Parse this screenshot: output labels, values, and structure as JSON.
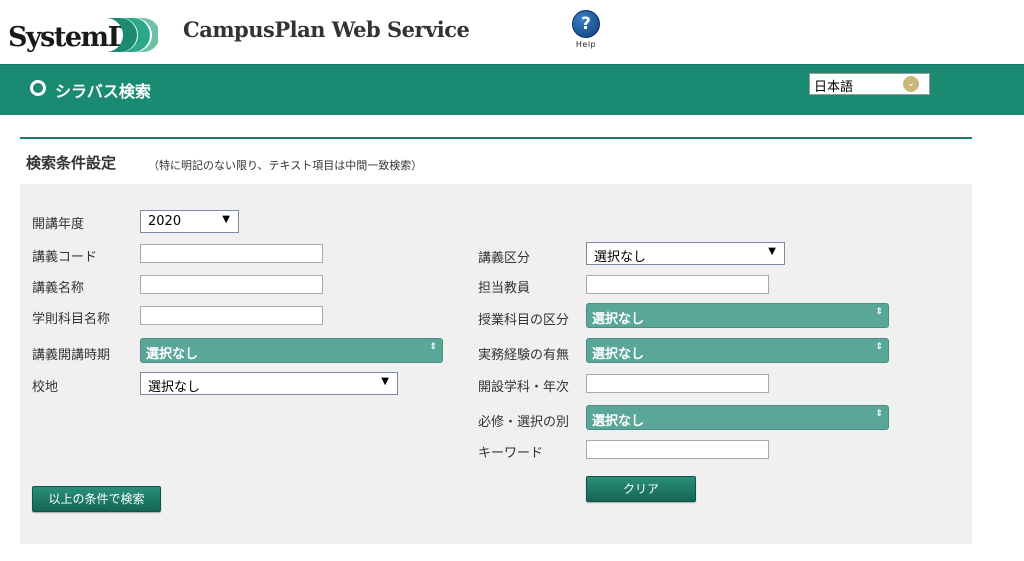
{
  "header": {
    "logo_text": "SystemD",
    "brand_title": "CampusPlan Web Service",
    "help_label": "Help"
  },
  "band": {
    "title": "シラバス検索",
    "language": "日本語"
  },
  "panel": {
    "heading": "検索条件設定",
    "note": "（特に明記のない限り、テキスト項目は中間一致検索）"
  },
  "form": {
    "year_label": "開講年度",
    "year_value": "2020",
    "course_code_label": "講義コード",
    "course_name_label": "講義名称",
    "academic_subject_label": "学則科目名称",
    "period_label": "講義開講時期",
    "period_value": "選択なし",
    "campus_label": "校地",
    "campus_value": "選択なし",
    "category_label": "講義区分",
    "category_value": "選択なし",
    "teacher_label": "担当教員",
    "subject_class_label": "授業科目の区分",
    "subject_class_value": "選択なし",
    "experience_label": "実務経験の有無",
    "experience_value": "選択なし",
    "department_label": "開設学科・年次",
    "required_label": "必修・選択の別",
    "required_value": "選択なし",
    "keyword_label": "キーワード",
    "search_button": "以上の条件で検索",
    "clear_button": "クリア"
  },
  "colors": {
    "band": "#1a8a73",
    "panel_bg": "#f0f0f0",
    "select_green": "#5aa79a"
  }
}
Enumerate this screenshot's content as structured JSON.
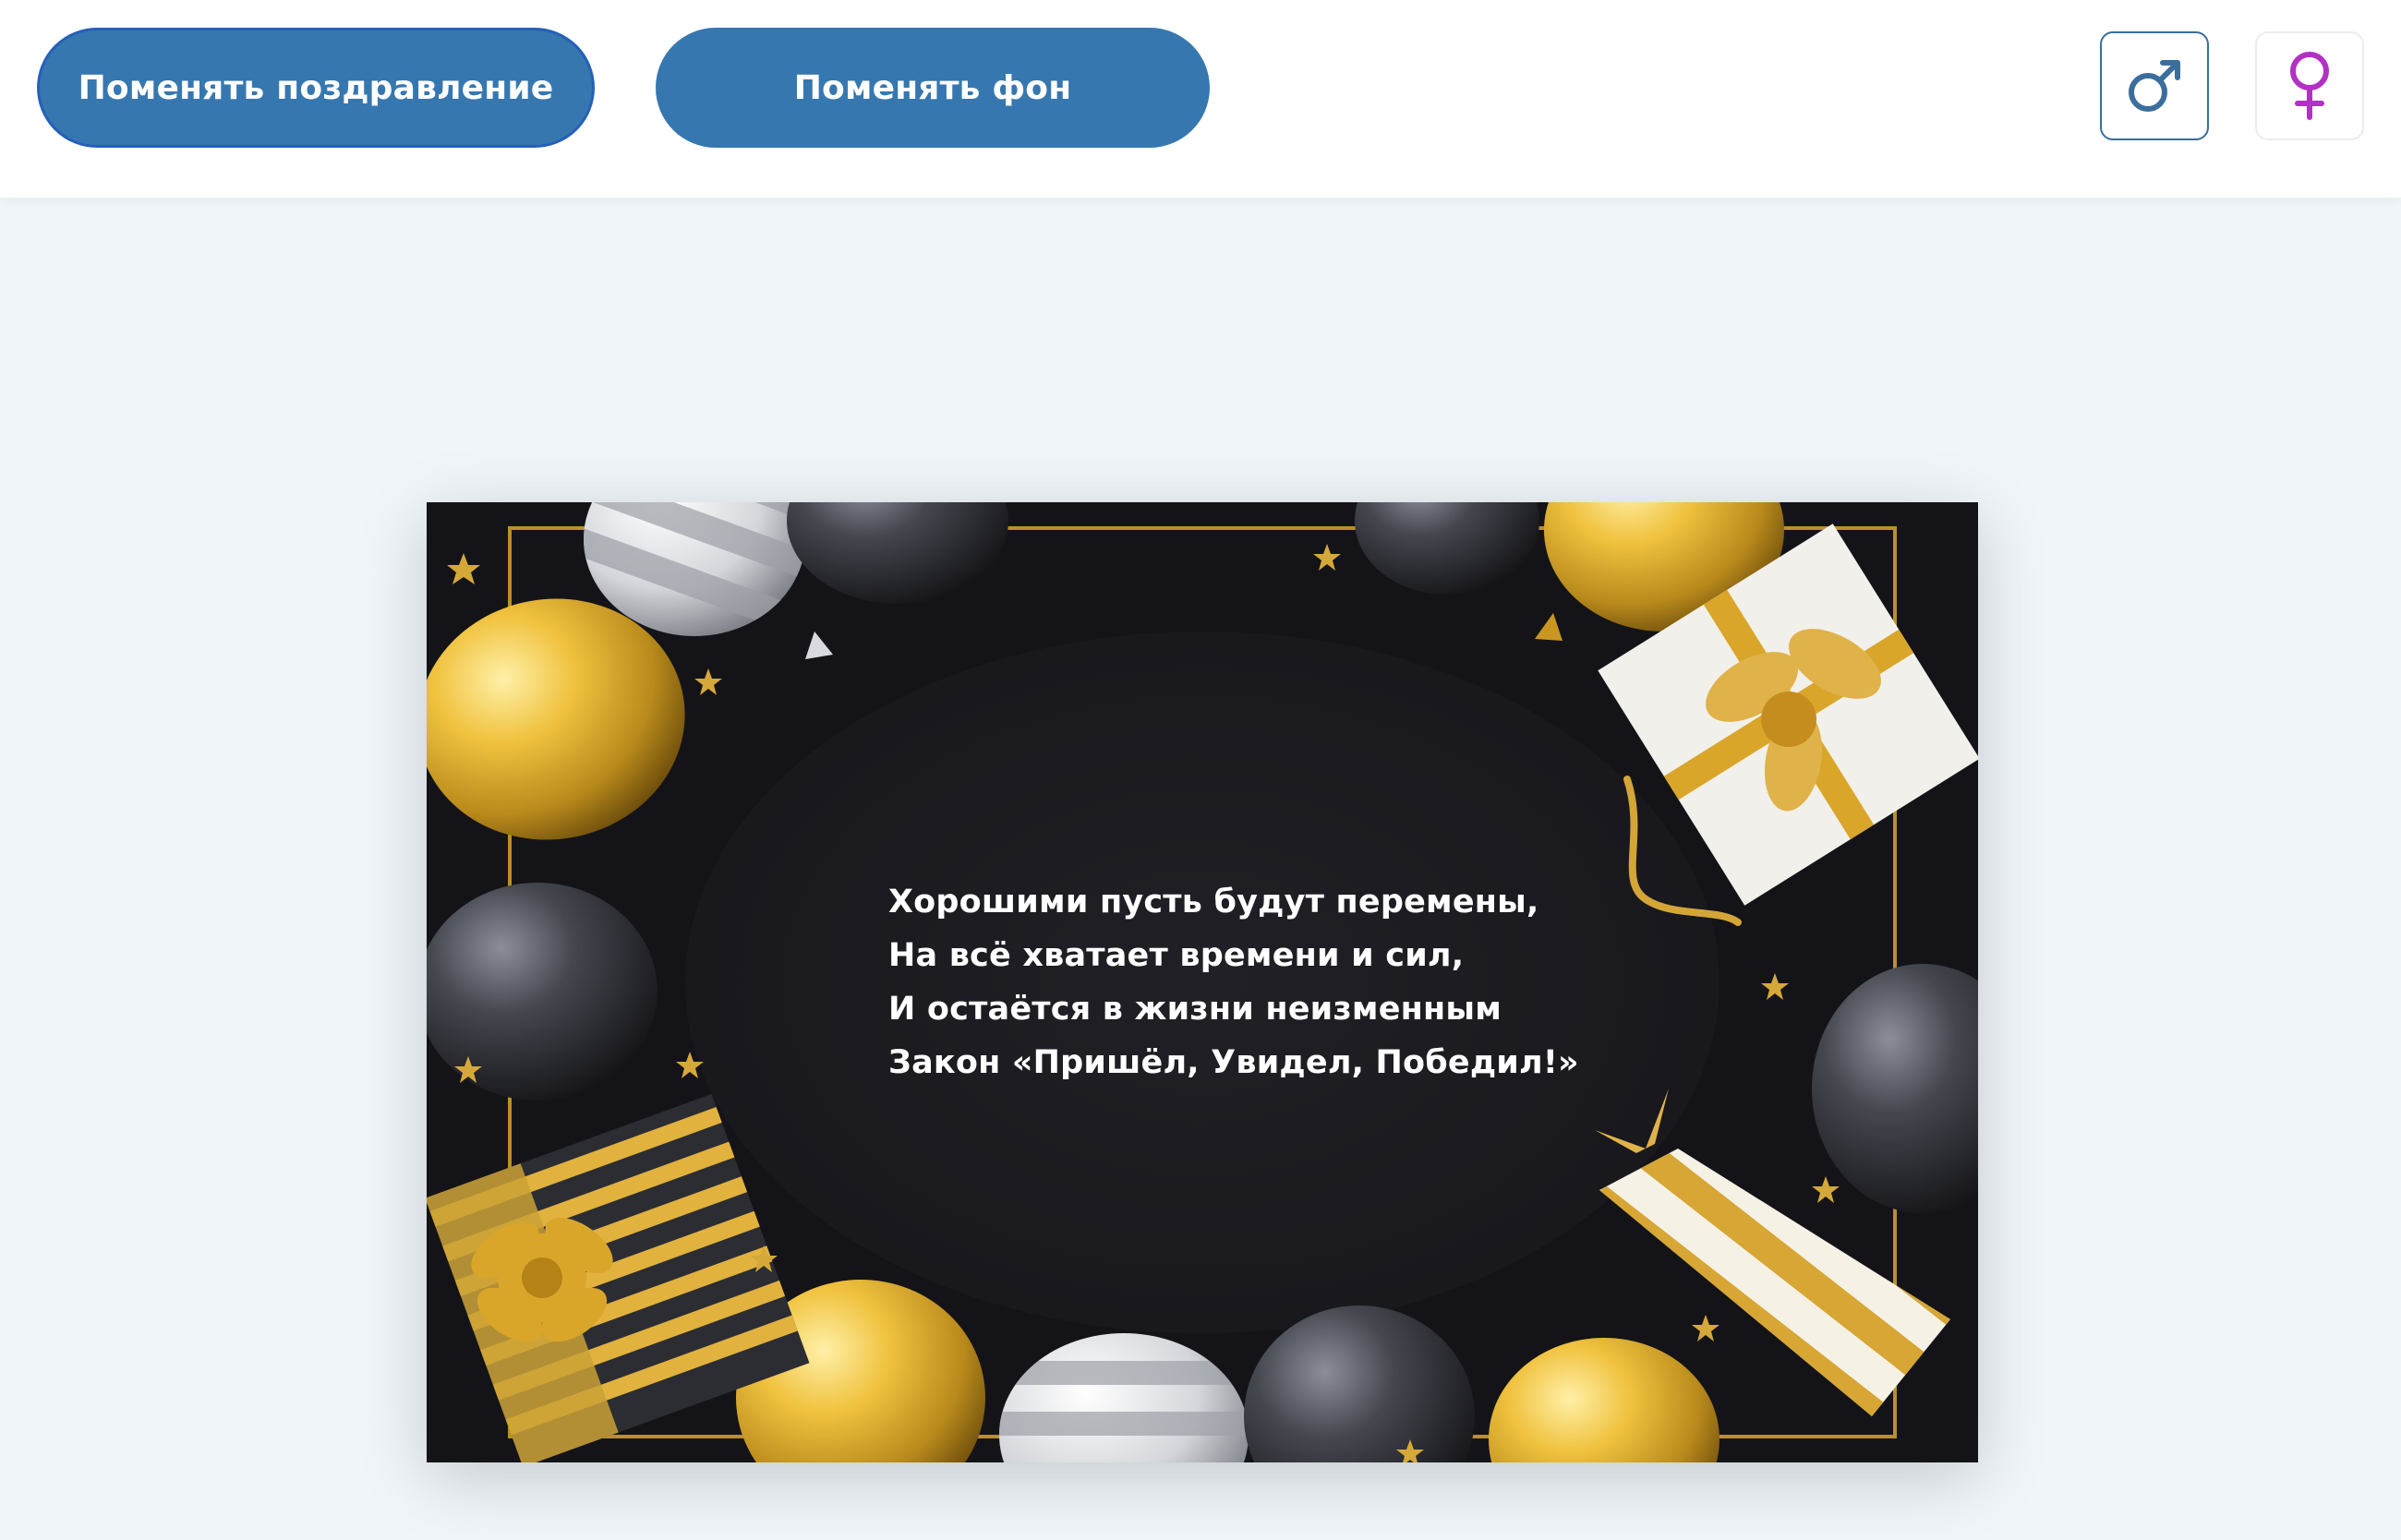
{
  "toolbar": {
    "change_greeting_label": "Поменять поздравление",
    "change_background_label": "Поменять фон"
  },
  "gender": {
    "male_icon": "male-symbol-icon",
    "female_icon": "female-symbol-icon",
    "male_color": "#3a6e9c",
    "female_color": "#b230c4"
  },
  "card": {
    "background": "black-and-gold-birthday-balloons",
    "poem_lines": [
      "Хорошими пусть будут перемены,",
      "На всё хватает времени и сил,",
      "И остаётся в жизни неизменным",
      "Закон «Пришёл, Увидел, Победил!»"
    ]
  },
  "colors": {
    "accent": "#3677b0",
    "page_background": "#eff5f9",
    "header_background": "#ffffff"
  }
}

#### AIM
Go through the records above and copy every line with the word "選択なし".

#### REPLY TO THE TASK
    "period_value": "選択なし",
    "campus_value": "選択なし",
    "category_value": "選択なし",
    "subject_class_value": "選択なし",
    "experience_value": "選択なし",
    "required_value": "選択なし",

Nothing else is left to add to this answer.